RECORDED DATA:

* * * * * * *

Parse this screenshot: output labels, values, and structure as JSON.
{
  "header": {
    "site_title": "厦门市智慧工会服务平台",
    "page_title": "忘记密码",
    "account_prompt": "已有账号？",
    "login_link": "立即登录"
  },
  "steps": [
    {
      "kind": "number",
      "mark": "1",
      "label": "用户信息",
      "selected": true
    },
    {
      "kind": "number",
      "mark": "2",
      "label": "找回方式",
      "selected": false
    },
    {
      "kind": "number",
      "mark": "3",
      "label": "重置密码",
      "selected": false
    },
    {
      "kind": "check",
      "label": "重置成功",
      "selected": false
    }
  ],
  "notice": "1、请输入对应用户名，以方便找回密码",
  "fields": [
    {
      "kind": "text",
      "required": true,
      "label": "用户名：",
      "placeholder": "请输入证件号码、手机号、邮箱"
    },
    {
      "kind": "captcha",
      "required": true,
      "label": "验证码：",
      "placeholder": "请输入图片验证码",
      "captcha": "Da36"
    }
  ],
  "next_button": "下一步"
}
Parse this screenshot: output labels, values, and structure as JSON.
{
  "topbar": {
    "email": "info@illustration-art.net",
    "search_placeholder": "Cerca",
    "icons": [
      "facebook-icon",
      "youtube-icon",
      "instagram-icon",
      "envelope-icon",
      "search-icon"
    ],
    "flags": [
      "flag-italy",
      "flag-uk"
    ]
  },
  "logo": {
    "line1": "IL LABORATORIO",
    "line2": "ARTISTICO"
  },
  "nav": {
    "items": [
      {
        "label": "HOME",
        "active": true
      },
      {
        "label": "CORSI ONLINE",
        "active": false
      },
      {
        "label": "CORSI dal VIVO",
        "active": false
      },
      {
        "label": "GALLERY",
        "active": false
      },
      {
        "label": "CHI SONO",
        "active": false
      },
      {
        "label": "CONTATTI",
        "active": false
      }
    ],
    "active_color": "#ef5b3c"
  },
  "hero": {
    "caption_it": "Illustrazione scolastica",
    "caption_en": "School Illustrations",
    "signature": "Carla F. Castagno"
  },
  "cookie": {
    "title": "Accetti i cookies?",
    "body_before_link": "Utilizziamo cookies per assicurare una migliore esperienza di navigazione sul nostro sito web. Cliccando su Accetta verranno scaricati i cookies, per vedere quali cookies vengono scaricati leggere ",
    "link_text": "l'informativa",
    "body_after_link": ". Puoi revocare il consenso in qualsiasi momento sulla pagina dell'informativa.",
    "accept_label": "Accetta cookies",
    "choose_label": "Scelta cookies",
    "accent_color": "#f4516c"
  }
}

* * * * * * *

THE TASK: Reproduce each record exactly as it appears.

THE SOLUTION:
Parse this screenshot: output labels, values, and structure as JSON.
{
  "header": {
    "site_title": "厦门市智慧工会服务平台",
    "page_title": "忘记密码",
    "account_prompt": "已有账号？",
    "login_link": "立即登录"
  },
  "steps": [
    {
      "kind": "number",
      "mark": "1",
      "label": "用户信息",
      "selected": true
    },
    {
      "kind": "number",
      "mark": "2",
      "label": "找回方式",
      "selected": false
    },
    {
      "kind": "number",
      "mark": "3",
      "label": "重置密码",
      "selected": false
    },
    {
      "kind": "check",
      "label": "重置成功",
      "selected": false
    }
  ],
  "notice": "1、请输入对应用户名，以方便找回密码",
  "fields": [
    {
      "kind": "text",
      "required": true,
      "label": "用户名：",
      "placeholder": "请输入证件号码、手机号、邮箱"
    },
    {
      "kind": "captcha",
      "required": true,
      "label": "验证码：",
      "placeholder": "请输入图片验证码",
      "captcha": "Da36"
    }
  ],
  "next_button": "下一步"
}
Parse this screenshot: output labels, values, and structure as JSON.
{
  "topbar": {
    "email": "info@illustration-art.net",
    "search_placeholder": "Cerca",
    "icons": [
      "facebook-icon",
      "youtube-icon",
      "instagram-icon",
      "envelope-icon",
      "search-icon"
    ],
    "flags": [
      "flag-italy",
      "flag-uk"
    ]
  },
  "logo": {
    "line1": "IL LABORATORIO",
    "line2": "ARTISTICO"
  },
  "nav": {
    "items": [
      {
        "label": "HOME",
        "active": true
      },
      {
        "label": "CORSI ONLINE",
        "active": false
      },
      {
        "label": "CORSI dal VIVO",
        "active": false
      },
      {
        "label": "GALLERY",
        "active": false
      },
      {
        "label": "CHI SONO",
        "active": false
      },
      {
        "label": "CONTATTI",
        "active": false
      }
    ],
    "active_color": "#ef5b3c"
  },
  "hero": {
    "caption_it": "Illustrazione scolastica",
    "caption_en": "School Illustrations",
    "signature": "Carla F. Castagno"
  },
  "cookie": {
    "title": "Accetti i cookies?",
    "body_before_link": "Utilizziamo cookies per assicurare una migliore esperienza di navigazione sul nostro sito web. Cliccando su Accetta verranno scaricati i cookies, per vedere quali cookies vengono scaricati leggere ",
    "link_text": "l'informativa",
    "body_after_link": ". Puoi revocare il consenso in qualsiasi momento sulla pagina dell'informativa.",
    "accept_label": "Accetta cookies",
    "choose_label": "Scelta cookies",
    "accent_color": "#f4516c"
  }
}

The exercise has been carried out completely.